## START Task inputs

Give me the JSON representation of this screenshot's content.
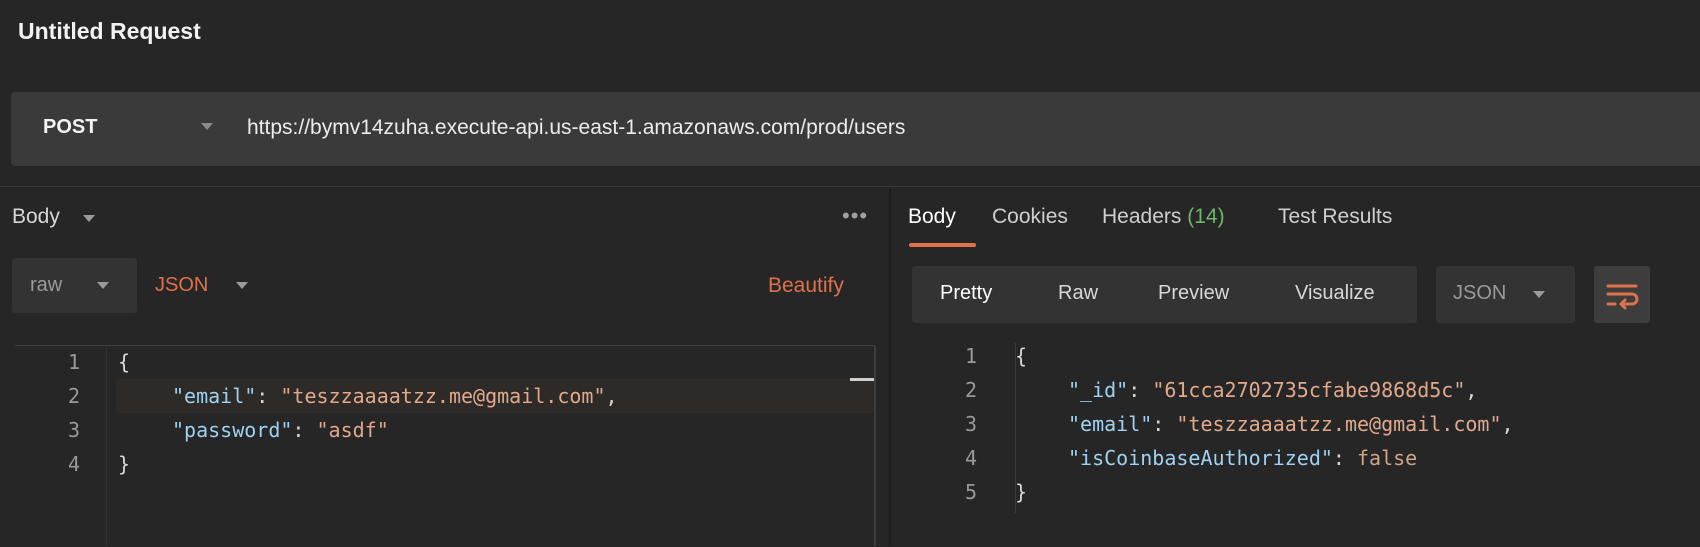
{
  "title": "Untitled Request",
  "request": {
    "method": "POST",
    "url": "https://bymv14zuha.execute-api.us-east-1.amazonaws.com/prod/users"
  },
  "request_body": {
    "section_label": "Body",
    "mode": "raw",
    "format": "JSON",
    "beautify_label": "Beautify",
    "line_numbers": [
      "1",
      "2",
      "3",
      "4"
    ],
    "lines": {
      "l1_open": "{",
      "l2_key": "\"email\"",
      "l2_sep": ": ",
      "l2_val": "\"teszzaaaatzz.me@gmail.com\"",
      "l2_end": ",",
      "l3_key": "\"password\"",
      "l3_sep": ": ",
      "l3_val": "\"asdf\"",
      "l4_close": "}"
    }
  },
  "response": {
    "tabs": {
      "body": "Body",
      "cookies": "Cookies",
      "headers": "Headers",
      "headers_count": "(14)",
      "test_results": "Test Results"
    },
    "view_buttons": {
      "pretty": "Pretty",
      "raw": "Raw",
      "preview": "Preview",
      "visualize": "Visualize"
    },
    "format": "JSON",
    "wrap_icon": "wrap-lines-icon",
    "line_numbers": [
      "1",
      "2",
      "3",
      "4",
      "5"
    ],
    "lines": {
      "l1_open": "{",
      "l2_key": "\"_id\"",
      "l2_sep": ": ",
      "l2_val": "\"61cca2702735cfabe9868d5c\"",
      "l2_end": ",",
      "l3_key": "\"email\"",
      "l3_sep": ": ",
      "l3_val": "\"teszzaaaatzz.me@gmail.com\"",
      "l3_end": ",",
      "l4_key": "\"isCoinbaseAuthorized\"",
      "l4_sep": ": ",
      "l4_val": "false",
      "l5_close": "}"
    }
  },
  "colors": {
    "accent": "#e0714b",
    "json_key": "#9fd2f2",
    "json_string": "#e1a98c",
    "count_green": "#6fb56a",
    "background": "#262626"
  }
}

## END Task inputs

Written task.
Each record must be quoted in full and exactly. Do not include the pictures.

Solution to this exercise.
Give me the JSON representation of this screenshot's content.
{
  "title": "Untitled Request",
  "request": {
    "method": "POST",
    "url": "https://bymv14zuha.execute-api.us-east-1.amazonaws.com/prod/users"
  },
  "request_body": {
    "section_label": "Body",
    "mode": "raw",
    "format": "JSON",
    "beautify_label": "Beautify",
    "line_numbers": [
      "1",
      "2",
      "3",
      "4"
    ],
    "lines": {
      "l1_open": "{",
      "l2_key": "\"email\"",
      "l2_sep": ": ",
      "l2_val": "\"teszzaaaatzz.me@gmail.com\"",
      "l2_end": ",",
      "l3_key": "\"password\"",
      "l3_sep": ": ",
      "l3_val": "\"asdf\"",
      "l4_close": "}"
    }
  },
  "response": {
    "tabs": {
      "body": "Body",
      "cookies": "Cookies",
      "headers": "Headers",
      "headers_count": "(14)",
      "test_results": "Test Results"
    },
    "view_buttons": {
      "pretty": "Pretty",
      "raw": "Raw",
      "preview": "Preview",
      "visualize": "Visualize"
    },
    "format": "JSON",
    "wrap_icon": "wrap-lines-icon",
    "line_numbers": [
      "1",
      "2",
      "3",
      "4",
      "5"
    ],
    "lines": {
      "l1_open": "{",
      "l2_key": "\"_id\"",
      "l2_sep": ": ",
      "l2_val": "\"61cca2702735cfabe9868d5c\"",
      "l2_end": ",",
      "l3_key": "\"email\"",
      "l3_sep": ": ",
      "l3_val": "\"teszzaaaatzz.me@gmail.com\"",
      "l3_end": ",",
      "l4_key": "\"isCoinbaseAuthorized\"",
      "l4_sep": ": ",
      "l4_val": "false",
      "l5_close": "}"
    }
  },
  "colors": {
    "accent": "#e0714b",
    "json_key": "#9fd2f2",
    "json_string": "#e1a98c",
    "count_green": "#6fb56a",
    "background": "#262626"
  }
}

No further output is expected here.